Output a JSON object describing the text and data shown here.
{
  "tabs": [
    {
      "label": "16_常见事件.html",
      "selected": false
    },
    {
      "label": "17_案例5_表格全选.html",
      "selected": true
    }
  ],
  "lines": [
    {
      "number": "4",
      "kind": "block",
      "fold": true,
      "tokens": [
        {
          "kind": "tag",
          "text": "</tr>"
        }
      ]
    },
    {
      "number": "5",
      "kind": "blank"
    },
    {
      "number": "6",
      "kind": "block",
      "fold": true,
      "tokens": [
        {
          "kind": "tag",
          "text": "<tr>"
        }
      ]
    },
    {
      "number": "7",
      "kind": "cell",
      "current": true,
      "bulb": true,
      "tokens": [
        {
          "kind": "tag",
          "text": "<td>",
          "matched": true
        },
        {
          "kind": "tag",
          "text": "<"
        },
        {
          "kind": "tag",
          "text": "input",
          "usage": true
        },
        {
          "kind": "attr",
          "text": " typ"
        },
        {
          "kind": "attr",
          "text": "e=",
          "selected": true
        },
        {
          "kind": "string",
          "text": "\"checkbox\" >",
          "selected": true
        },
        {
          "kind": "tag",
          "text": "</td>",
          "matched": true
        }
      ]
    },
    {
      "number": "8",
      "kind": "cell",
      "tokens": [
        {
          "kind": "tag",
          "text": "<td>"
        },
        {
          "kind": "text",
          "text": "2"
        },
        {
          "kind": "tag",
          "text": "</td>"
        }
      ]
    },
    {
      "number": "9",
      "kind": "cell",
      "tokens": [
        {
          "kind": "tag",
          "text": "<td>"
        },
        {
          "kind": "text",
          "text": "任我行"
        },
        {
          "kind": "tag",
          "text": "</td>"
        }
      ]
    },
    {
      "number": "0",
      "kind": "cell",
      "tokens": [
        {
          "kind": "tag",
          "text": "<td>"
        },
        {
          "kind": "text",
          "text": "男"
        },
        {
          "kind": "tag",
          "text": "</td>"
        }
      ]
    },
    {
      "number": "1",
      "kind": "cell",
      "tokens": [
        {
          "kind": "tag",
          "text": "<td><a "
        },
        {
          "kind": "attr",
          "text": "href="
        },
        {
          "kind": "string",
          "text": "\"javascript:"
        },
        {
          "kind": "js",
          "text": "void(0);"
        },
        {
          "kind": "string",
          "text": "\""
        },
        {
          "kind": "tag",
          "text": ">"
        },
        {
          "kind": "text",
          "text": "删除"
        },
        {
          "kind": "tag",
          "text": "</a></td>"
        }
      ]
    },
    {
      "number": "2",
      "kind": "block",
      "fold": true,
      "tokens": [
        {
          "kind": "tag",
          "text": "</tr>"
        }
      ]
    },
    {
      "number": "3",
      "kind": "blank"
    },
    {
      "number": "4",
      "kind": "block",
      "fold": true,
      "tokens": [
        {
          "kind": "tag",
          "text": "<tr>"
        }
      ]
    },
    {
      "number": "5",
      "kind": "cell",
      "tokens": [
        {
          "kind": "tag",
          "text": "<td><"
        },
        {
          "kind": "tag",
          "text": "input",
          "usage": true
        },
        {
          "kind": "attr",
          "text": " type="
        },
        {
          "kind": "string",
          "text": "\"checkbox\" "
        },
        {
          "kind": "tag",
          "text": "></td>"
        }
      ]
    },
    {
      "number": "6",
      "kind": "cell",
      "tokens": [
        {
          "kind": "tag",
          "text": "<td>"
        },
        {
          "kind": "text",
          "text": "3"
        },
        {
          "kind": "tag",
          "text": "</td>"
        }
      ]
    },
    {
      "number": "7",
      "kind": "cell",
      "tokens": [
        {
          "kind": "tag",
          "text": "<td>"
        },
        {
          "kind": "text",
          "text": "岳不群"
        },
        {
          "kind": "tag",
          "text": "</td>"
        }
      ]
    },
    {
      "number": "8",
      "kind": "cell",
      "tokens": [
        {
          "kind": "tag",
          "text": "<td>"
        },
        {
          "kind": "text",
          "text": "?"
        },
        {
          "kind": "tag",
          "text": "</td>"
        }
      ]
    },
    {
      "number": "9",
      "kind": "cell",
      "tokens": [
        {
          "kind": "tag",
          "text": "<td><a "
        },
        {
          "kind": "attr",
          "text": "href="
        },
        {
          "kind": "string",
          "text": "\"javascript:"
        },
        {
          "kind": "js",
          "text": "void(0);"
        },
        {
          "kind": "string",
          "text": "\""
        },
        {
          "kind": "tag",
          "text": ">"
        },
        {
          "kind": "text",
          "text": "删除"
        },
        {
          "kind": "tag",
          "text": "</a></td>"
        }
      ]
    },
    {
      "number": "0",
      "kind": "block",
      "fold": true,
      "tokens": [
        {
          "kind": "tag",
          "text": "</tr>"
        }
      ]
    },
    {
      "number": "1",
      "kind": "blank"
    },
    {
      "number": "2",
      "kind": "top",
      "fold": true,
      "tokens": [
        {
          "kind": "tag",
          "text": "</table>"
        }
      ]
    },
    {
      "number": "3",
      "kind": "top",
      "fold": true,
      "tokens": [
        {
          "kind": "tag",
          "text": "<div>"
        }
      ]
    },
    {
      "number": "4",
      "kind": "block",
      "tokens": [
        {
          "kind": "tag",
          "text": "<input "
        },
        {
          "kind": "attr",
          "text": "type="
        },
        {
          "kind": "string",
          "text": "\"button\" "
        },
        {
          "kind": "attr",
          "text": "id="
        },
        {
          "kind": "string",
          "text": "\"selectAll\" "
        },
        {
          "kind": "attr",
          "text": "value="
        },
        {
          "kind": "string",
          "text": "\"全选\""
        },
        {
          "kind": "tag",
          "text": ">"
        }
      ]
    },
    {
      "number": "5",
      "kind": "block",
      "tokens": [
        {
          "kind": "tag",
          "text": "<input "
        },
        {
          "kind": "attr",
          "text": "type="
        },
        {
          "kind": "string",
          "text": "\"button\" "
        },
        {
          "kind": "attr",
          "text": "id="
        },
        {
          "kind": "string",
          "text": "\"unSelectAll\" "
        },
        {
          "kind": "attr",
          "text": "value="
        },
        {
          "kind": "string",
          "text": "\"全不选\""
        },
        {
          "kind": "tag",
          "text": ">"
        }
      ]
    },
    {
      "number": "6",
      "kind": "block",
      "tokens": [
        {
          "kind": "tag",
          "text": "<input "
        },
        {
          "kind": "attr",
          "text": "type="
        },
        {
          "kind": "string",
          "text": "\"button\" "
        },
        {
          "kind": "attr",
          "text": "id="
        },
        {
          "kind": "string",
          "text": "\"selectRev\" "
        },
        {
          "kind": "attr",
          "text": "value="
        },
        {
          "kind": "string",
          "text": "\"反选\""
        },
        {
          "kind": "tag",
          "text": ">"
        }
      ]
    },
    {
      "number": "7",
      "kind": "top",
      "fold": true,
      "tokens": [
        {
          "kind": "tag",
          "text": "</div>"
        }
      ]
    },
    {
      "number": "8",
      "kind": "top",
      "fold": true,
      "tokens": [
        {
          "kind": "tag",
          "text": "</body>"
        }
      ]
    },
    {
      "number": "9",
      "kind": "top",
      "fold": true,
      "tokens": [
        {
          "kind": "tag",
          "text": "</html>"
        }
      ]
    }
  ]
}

-- -- --

■ WHAT TO PRODUCE
Check each line of the entries above, and show every one holding the word "selected".

■ WRITTEN REPLY
      "selected": false
      "selected": true
          "selected": true
          "selected": true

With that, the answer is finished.